Stored records:
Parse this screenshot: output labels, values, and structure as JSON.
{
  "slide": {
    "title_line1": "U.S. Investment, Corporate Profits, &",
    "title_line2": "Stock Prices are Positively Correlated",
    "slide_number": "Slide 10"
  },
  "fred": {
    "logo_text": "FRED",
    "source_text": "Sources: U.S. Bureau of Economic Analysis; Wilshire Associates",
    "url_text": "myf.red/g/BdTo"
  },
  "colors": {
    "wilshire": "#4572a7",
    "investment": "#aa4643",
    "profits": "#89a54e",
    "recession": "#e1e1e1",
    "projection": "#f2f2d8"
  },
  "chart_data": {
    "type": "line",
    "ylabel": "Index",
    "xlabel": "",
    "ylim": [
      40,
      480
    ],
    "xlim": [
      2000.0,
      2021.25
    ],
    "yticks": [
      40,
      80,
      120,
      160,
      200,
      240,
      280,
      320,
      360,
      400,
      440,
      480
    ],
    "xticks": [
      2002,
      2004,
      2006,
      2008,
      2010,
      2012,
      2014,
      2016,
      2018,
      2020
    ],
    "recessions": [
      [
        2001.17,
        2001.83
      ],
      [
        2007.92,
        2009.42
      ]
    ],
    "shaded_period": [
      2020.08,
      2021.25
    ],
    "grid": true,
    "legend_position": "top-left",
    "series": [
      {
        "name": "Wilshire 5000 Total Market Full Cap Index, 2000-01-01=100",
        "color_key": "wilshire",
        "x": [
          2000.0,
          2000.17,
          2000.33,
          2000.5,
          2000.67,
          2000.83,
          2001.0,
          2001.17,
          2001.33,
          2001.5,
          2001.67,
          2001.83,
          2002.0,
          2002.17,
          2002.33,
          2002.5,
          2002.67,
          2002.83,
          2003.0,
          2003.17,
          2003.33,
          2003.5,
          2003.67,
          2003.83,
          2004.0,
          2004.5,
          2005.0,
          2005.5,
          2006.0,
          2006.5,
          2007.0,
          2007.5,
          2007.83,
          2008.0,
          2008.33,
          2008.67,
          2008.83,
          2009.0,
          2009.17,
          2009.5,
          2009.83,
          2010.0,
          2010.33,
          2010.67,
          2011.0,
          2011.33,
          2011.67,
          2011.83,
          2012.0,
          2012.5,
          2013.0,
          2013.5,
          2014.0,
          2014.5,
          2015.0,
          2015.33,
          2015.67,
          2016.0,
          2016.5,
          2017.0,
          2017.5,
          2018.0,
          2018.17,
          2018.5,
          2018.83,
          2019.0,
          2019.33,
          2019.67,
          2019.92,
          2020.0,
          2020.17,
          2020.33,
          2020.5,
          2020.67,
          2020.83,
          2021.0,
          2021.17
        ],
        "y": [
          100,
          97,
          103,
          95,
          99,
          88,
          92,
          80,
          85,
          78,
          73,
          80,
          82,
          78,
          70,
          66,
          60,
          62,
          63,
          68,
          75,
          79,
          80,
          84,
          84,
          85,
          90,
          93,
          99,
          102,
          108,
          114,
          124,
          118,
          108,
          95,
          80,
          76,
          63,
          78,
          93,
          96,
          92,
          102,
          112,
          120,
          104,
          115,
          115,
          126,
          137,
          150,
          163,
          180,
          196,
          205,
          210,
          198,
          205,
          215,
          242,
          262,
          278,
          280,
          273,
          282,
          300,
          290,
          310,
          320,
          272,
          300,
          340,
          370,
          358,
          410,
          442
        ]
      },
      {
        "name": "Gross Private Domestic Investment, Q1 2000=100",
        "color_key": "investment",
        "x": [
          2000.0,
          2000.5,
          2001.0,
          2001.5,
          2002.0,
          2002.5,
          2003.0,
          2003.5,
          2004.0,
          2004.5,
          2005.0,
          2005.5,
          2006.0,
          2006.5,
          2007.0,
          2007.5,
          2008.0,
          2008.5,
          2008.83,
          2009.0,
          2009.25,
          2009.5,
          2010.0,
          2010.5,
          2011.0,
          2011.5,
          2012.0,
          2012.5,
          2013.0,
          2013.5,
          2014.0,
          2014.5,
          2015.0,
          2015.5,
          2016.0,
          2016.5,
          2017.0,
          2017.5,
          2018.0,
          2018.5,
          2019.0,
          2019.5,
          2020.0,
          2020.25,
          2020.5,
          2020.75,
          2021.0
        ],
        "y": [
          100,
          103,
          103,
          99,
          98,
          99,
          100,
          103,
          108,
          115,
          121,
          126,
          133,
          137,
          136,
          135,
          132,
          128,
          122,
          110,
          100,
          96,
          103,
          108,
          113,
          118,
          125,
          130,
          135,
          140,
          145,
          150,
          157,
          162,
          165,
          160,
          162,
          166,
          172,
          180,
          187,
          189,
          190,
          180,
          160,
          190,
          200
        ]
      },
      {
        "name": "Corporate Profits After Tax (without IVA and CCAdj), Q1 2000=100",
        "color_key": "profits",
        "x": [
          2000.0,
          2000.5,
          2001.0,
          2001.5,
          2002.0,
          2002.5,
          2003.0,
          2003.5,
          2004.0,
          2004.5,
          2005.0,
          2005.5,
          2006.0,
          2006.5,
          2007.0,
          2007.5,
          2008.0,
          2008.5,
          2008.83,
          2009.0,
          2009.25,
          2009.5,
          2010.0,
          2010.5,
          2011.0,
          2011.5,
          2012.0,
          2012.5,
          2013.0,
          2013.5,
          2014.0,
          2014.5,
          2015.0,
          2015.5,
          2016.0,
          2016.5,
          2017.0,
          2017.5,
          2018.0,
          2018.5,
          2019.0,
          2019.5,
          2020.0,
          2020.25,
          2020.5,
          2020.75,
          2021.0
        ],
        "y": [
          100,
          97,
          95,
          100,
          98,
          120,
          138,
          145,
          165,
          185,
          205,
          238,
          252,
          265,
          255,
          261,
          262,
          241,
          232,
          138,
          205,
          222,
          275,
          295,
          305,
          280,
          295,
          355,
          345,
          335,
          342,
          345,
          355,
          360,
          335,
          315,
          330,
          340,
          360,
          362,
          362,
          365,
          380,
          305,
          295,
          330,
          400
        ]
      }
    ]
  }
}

- **Task description**
Which lines contain the word "Index"? Copy each one.

- **Output for this task**
    "ylabel": "Index",
        "name": "Wilshire 5000 Total Market Full Cap Index, 2000-01-01=100",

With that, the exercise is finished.